## Requirement
Read the lines below. Copy out any that hold the string "Suppose".

## Material
begin

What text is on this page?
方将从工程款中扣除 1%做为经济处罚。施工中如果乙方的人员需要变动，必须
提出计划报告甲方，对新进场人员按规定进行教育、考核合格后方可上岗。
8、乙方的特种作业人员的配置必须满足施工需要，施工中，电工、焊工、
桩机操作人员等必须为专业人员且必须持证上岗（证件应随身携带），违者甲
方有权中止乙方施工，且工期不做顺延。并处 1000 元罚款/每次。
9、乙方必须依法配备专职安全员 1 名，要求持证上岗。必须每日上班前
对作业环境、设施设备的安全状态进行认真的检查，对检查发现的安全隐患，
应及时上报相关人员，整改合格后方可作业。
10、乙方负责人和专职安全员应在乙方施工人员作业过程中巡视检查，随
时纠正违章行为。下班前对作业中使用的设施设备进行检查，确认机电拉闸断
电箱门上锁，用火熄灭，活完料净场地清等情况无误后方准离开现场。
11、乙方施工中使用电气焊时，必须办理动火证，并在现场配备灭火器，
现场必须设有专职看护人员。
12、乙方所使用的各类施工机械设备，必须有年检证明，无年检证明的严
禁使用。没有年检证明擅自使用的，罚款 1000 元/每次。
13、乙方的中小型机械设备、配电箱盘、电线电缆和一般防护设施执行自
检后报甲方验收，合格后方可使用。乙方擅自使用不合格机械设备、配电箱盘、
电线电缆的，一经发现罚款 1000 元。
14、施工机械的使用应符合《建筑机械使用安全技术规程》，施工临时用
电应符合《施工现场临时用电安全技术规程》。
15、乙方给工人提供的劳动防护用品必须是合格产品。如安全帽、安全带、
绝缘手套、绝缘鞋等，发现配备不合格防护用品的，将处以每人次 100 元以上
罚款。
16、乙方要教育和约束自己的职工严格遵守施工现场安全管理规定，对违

end
begin

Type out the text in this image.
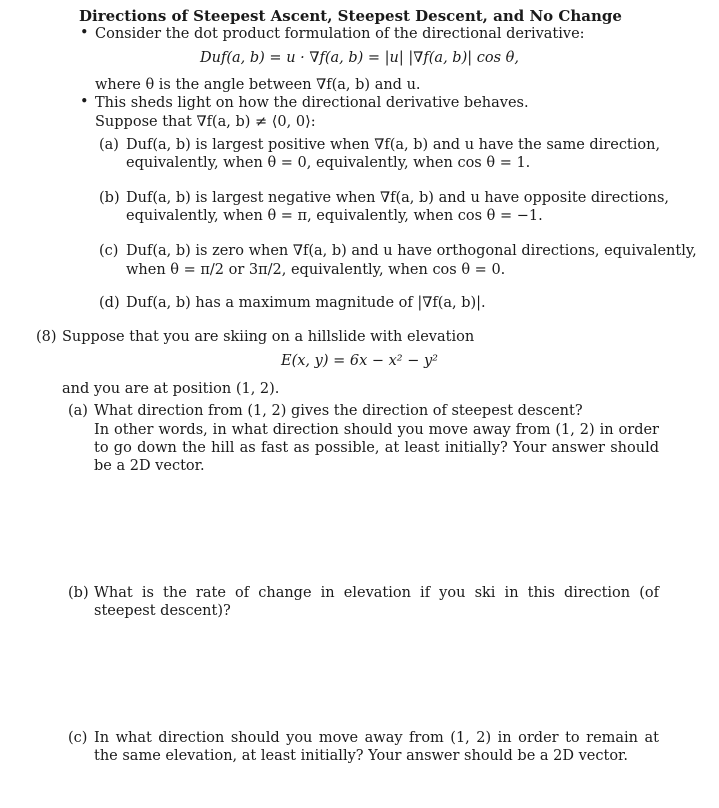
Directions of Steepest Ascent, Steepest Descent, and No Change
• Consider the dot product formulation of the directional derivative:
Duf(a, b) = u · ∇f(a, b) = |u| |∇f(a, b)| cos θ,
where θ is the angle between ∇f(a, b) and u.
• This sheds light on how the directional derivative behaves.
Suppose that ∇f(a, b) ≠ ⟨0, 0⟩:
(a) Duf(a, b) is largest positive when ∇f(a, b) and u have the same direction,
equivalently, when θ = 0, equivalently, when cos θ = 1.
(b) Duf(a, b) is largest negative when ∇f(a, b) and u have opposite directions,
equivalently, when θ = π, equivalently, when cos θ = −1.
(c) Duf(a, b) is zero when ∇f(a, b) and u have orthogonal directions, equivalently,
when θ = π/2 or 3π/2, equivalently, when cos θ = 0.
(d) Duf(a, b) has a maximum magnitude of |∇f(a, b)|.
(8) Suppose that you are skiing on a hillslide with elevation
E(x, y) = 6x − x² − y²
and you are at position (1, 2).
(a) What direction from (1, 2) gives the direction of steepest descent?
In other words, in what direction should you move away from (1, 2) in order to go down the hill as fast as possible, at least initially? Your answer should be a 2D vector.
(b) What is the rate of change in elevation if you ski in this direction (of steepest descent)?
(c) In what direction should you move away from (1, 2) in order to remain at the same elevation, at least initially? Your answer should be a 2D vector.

end

## Answer to the problem
Suppose that ∇f(a, b) ≠ ⟨0, 0⟩:
(8) Suppose that you are skiing on a hillslide with elevation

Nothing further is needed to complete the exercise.